It's been almost a year since I volunteered at Lamar Dixon, the makeshift animal shelter in Gonzales, Louisiana, where I helped care for animals who were orphaned and abandoned during hurricane Katrina, but the horrible experience is still fresh in my mind. I'll never forget the animals' mournful cries or their forlorn, bewildered faces.
Almost 800 dogs, many of them pit bulls, and countless cats, hamsters, horses, and even a pot belly pig, were housed at Lamar Dixon when I was there from September 21 to 28.
The noise was deafening; lost, frightened, panicked dogs barked constantly, day and night. There were six huge barns brimming with crates, housing the animals. I helped clean the crates, feed the animals, walk them, take photographs, record data, and send new arrivals to the veterinarians for much-needed medical attention and microchipping. . It was exhausting, dirty work. But the hardest part was seeing all those sad eyes looking up at me, begging to be held, played with, comforted, taken home.
A sweet elderly couple came by the shelter to pick up their lab mix, Nikki. Nikki and her guardians were in the water when a helicopter flew overhead. The pilot stopped, but told them they had to leave their beloved dog behind. The man was devastated; he left Nikki on a patch of dry land and flew off. I tracked him down when I returned to Manhattan and we spent months searching for Nikki, checking PetFinder.com, calling shelters and animal rescue groups, following any and every lead we could find. We finally found her and Nikki was reunited with her family. It was a joyous reunion.
But happy stories have been few and far between. Thousands of animals died and many others were separated from their loved ones forever.
We found another Rottweiler in a yard, an Akita under a house, a little yellow dog in a yard, and a black cat in the middle of a forsaken road. We were instructed to go into one home to check on a poodle. We found her dead under the bed.
The experience made me realize more than ever how very dependent animals are on us. How important it is for us to protect them, shelter them, and give them the care and compassion they so desperately deserve. That having a companion animal is a huge responsibility. That they should be spayed and neutered to keep the population from exploding, which it seems to be doing in Louisiana. That if every one of the animals at Lamar Dixon had an ID tag or microchip, they could have been reunited with their families much easier. That their health and well-being depend on us. The range of emotion they feel, from fear to joy to resignation to pain to hope and happiness is in our hands. We must learn not to let them down.

● ● ● ● ● ● ●

▸ EXERCISE INSTRUCTIONS: Update the Katrina shelter passage between "The noise was" and "comforted, taken home.", inclusive, replacing "crates" with "cages". The items are not needed for this work.

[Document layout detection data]

● ● ● ● ● ● ●

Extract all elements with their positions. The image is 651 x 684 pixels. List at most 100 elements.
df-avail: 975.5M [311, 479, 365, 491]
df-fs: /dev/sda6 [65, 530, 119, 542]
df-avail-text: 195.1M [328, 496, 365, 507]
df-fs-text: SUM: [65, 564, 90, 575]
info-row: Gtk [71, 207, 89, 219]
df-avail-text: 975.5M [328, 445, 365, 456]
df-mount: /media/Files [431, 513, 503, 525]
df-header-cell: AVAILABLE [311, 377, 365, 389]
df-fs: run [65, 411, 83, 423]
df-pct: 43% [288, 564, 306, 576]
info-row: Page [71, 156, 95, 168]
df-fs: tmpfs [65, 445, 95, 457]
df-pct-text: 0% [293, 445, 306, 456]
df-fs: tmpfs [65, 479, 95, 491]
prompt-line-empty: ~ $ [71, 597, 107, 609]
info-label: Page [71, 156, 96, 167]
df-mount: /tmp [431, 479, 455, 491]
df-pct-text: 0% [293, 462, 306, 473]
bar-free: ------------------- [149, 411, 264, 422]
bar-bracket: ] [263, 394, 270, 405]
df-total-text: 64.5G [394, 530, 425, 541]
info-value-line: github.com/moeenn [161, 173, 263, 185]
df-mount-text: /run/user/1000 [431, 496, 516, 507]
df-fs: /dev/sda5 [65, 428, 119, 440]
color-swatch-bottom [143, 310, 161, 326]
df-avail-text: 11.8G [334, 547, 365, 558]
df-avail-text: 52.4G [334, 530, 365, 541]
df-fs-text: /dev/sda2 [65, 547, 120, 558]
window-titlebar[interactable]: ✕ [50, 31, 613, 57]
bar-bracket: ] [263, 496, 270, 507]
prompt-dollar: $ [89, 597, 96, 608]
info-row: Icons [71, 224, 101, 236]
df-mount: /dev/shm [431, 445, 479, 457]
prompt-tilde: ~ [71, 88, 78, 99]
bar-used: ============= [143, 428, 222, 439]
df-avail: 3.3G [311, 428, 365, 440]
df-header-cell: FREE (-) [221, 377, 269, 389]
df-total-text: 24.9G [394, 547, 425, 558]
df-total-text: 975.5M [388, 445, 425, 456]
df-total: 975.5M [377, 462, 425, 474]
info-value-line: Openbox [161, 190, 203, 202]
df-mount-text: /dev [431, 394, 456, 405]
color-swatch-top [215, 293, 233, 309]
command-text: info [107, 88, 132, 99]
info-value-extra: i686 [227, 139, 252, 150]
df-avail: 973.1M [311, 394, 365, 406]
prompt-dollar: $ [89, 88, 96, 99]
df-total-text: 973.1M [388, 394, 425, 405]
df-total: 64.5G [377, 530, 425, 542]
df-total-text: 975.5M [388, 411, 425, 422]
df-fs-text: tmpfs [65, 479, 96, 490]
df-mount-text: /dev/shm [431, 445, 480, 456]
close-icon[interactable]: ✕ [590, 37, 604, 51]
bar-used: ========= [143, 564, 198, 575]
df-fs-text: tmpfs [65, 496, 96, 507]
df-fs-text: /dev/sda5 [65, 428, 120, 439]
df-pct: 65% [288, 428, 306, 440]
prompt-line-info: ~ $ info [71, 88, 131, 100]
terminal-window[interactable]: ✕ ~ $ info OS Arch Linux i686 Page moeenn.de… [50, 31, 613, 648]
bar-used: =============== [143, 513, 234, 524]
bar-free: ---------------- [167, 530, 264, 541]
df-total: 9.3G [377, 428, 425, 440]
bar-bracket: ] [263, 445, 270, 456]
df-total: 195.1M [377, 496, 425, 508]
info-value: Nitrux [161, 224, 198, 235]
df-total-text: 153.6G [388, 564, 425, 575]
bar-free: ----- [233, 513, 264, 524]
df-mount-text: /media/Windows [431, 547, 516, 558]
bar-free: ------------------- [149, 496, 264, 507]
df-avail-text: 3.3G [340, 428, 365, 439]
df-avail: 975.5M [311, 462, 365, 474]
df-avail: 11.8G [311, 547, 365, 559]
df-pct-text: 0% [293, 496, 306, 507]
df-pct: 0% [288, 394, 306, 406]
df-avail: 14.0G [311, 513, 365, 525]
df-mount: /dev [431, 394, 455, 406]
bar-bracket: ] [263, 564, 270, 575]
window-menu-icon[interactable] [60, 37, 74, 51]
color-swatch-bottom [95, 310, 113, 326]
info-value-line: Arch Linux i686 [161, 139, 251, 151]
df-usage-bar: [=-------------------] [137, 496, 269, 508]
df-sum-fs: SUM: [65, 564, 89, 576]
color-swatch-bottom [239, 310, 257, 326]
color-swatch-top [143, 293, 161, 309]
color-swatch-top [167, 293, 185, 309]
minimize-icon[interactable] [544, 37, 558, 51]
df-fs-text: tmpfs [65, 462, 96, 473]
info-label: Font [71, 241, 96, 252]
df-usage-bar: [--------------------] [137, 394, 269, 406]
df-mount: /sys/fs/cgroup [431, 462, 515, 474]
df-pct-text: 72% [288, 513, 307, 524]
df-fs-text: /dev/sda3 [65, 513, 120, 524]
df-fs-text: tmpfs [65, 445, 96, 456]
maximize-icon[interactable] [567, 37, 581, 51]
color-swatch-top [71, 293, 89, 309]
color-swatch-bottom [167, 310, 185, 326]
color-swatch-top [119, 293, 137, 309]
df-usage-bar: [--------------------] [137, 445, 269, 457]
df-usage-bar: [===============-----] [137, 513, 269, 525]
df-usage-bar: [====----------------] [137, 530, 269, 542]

● ● ● ● ● ● ●

▸ REPLY:
The noise was deafening; lost, frightened, panicked dogs barked constantly, day and night. There were six huge barns brimming with cages, housing the animals. I helped clean the cages, feed the animals, walk them, take photographs, record data, and send new arrivals to the veterinarians for much-needed medical attention and microchipping. . It was exhausting, dirty work. But the hardest part was seeing all those sad eyes looking up at me, begging to be held, played with, comforted, taken home.